### Directive
Exactly as given, write out the lines from the one containing "Transcribe the text in this document." through the end of the listing, with both ends included and nothing else.

### Exercise material
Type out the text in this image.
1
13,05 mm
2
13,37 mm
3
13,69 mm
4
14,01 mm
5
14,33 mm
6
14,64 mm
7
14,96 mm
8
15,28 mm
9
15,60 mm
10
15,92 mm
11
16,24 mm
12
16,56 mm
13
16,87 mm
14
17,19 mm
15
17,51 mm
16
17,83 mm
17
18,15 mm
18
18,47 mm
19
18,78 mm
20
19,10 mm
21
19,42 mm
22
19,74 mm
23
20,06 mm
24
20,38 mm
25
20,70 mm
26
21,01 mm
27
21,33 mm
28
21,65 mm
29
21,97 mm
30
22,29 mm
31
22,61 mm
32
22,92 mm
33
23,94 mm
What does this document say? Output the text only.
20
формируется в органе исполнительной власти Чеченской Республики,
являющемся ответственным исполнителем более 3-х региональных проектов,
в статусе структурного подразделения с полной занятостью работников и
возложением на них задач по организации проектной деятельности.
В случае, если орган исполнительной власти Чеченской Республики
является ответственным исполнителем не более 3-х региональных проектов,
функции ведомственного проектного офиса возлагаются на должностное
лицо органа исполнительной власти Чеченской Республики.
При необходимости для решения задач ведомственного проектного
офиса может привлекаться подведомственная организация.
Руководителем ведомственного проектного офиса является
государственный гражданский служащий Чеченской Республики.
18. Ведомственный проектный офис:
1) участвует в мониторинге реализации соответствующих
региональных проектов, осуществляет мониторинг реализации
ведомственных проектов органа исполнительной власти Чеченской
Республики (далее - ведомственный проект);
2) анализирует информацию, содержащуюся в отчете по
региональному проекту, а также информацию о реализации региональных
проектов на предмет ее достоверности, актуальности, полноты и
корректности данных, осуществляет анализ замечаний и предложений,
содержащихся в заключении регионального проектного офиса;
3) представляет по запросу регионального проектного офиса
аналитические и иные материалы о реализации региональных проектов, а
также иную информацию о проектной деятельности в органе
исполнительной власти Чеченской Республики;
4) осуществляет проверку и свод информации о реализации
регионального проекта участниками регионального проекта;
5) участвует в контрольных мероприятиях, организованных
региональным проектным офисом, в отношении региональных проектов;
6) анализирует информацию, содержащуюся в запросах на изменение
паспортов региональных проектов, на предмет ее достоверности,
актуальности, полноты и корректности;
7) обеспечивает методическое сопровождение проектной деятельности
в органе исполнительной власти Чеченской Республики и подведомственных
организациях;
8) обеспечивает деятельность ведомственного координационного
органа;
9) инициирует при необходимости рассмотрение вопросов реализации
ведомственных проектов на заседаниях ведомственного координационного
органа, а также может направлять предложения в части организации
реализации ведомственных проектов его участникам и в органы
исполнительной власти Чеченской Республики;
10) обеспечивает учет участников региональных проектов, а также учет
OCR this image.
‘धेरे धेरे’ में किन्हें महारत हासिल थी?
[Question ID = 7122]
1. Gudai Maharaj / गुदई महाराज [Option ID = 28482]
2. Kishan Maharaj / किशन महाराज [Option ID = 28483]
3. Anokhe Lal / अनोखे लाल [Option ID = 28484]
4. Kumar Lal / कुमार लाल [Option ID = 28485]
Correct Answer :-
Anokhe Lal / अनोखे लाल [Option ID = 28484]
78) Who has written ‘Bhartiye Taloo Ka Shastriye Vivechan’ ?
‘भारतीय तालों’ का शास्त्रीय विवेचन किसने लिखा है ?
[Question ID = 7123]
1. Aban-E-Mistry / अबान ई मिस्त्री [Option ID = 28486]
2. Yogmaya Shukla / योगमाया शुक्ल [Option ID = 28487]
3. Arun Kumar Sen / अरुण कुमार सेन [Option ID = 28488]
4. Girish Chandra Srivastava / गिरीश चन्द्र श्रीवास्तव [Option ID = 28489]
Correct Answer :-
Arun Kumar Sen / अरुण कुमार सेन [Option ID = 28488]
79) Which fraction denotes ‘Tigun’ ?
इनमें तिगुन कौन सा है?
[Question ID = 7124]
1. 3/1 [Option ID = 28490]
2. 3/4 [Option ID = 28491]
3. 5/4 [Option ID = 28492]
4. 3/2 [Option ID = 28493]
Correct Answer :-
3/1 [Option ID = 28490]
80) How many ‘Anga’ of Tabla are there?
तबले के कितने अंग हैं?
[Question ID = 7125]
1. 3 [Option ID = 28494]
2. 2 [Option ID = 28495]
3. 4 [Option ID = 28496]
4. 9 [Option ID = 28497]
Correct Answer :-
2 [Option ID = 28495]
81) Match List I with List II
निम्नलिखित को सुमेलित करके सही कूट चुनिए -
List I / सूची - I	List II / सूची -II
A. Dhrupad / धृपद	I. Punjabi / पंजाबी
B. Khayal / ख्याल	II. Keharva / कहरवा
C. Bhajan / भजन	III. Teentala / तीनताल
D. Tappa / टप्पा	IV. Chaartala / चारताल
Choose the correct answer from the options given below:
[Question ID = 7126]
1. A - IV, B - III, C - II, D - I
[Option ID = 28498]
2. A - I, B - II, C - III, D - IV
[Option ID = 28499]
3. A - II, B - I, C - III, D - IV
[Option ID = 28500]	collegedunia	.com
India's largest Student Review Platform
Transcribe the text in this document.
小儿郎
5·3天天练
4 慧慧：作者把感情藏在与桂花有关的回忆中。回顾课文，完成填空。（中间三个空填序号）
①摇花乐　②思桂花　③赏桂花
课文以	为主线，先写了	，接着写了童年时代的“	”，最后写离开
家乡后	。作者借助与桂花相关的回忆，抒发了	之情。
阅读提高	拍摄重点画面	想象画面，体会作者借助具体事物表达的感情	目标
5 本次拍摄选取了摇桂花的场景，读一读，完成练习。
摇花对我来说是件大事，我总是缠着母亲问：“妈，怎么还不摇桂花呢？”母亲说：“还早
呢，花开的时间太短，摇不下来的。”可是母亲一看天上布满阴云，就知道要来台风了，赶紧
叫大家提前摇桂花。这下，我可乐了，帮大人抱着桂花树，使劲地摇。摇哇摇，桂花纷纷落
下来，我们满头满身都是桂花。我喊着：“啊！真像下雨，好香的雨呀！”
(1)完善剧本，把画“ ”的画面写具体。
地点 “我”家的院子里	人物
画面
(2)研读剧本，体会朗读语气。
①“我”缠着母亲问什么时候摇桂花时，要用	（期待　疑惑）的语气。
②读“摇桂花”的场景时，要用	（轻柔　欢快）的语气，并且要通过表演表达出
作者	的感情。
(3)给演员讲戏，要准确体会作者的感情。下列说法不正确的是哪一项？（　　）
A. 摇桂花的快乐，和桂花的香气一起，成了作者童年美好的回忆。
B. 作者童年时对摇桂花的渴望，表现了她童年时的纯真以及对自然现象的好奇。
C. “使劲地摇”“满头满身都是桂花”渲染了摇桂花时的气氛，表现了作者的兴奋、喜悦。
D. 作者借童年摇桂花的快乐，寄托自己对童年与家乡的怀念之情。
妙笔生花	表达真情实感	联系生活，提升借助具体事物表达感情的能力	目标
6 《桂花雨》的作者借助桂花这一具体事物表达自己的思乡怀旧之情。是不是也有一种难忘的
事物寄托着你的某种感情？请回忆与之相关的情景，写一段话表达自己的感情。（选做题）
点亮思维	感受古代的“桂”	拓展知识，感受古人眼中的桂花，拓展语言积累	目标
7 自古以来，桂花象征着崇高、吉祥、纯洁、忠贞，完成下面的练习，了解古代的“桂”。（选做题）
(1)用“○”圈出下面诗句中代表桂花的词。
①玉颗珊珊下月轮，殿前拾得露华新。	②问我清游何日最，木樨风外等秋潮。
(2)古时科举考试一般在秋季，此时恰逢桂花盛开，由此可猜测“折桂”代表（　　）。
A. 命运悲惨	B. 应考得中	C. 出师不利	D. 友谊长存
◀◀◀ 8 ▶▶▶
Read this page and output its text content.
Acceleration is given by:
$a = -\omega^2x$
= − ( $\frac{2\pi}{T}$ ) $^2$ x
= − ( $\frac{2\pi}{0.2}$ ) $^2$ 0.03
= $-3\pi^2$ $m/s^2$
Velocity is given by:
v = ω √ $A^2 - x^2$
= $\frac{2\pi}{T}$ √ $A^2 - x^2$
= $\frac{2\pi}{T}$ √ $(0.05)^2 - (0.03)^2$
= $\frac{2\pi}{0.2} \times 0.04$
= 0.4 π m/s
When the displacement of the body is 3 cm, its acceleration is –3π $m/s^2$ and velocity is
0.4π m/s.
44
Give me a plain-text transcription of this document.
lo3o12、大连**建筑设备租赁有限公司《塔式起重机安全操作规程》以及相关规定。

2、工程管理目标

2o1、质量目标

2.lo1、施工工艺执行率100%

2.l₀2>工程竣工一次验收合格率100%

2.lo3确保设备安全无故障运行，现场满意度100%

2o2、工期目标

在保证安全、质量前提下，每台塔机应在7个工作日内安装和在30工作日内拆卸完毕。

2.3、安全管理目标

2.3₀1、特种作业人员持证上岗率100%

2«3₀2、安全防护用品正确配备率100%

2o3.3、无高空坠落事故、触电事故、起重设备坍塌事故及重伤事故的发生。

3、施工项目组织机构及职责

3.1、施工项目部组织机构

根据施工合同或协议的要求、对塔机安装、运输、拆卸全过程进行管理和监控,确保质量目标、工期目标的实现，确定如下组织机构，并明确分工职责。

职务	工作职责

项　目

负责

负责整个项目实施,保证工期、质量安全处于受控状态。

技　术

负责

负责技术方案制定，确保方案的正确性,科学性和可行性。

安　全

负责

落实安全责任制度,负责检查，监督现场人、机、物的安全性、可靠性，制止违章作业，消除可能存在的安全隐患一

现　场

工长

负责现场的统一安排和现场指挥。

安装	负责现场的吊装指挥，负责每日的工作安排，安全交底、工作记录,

### Result of the task
Transcribe the text in this document.
小儿郎
5·3天天练
4 慧慧：作者把感情藏在与桂花有关的回忆中。回顾课文，完成填空。（中间三个空填序号）
①摇花乐　②思桂花　③赏桂花
课文以	为主线，先写了	，接着写了童年时代的“	”，最后写离开
家乡后	。作者借助与桂花相关的回忆，抒发了	之情。
阅读提高	拍摄重点画面	想象画面，体会作者借助具体事物表达的感情	目标
5 本次拍摄选取了摇桂花的场景，读一读，完成练习。
摇花对我来说是件大事，我总是缠着母亲问：“妈，怎么还不摇桂花呢？”母亲说：“还早
呢，花开的时间太短，摇不下来的。”可是母亲一看天上布满阴云，就知道要来台风了，赶紧
叫大家提前摇桂花。这下，我可乐了，帮大人抱着桂花树，使劲地摇。摇哇摇，桂花纷纷落
下来，我们满头满身都是桂花。我喊着：“啊！真像下雨，好香的雨呀！”
(1)完善剧本，把画“ ”的画面写具体。
地点 “我”家的院子里	人物
画面
(2)研读剧本，体会朗读语气。
①“我”缠着母亲问什么时候摇桂花时，要用	（期待　疑惑）的语气。
②读“摇桂花”的场景时，要用	（轻柔　欢快）的语气，并且要通过表演表达出
作者	的感情。
(3)给演员讲戏，要准确体会作者的感情。下列说法不正确的是哪一项？（　　）
A. 摇桂花的快乐，和桂花的香气一起，成了作者童年美好的回忆。
B. 作者童年时对摇桂花的渴望，表现了她童年时的纯真以及对自然现象的好奇。
C. “使劲地摇”“满头满身都是桂花”渲染了摇桂花时的气氛，表现了作者的兴奋、喜悦。
D. 作者借童年摇桂花的快乐，寄托自己对童年与家乡的怀念之情。
妙笔生花	表达真情实感	联系生活，提升借助具体事物表达感情的能力	目标
6 《桂花雨》的作者借助桂花这一具体事物表达自己的思乡怀旧之情。是不是也有一种难忘的
事物寄托着你的某种感情？请回忆与之相关的情景，写一段话表达自己的感情。（选做题）
点亮思维	感受古代的“桂”	拓展知识，感受古人眼中的桂花，拓展语言积累	目标
7 自古以来，桂花象征着崇高、吉祥、纯洁、忠贞，完成下面的练习，了解古代的“桂”。（选做题）
(1)用“○”圈出下面诗句中代表桂花的词。
①玉颗珊珊下月轮，殿前拾得露华新。	②问我清游何日最，木樨风外等秋潮。
(2)古时科举考试一般在秋季，此时恰逢桂花盛开，由此可猜测“折桂”代表（　　）。
A. 命运悲惨	B. 应考得中	C. 出师不利	D. 友谊长存
◀◀◀ 8 ▶▶▶
Read this page and output its text content.
Acceleration is given by:
$a = -\omega^2x$
= − ( $\frac{2\pi}{T}$ ) $^2$ x
= − ( $\frac{2\pi}{0.2}$ ) $^2$ 0.03
= $-3\pi^2$ $m/s^2$
Velocity is given by:
v = ω √ $A^2 - x^2$
= $\frac{2\pi}{T}$ √ $A^2 - x^2$
= $\frac{2\pi}{T}$ √ $(0.05)^2 - (0.03)^2$
= $\frac{2\pi}{0.2} \times 0.04$
= 0.4 π m/s
When the displacement of the body is 3 cm, its acceleration is –3π $m/s^2$ and velocity is
0.4π m/s.
44
Give me a plain-text transcription of this document.
lo3o12、大连**建筑设备租赁有限公司《塔式起重机安全操作规程》以及相关规定。

2、工程管理目标

2o1、质量目标

2.lo1、施工工艺执行率100%

2.l₀2>工程竣工一次验收合格率100%

2.lo3确保设备安全无故障运行，现场满意度100%

2o2、工期目标

在保证安全、质量前提下，每台塔机应在7个工作日内安装和在30工作日内拆卸完毕。

2.3、安全管理目标

2.3₀1、特种作业人员持证上岗率100%

2«3₀2、安全防护用品正确配备率100%

2o3.3、无高空坠落事故、触电事故、起重设备坍塌事故及重伤事故的发生。

3、施工项目组织机构及职责

3.1、施工项目部组织机构

根据施工合同或协议的要求、对塔机安装、运输、拆卸全过程进行管理和监控,确保质量目标、工期目标的实现，确定如下组织机构，并明确分工职责。

职务	工作职责

项　目

负责

负责整个项目实施,保证工期、质量安全处于受控状态。

技　术

负责

负责技术方案制定，确保方案的正确性,科学性和可行性。

安　全

负责

落实安全责任制度,负责检查，监督现场人、机、物的安全性、可靠性，制止违章作业，消除可能存在的安全隐患一

现　场

工长

负责现场的统一安排和现场指挥。

安装	负责现场的吊装指挥，负责每日的工作安排，安全交底、工作记录,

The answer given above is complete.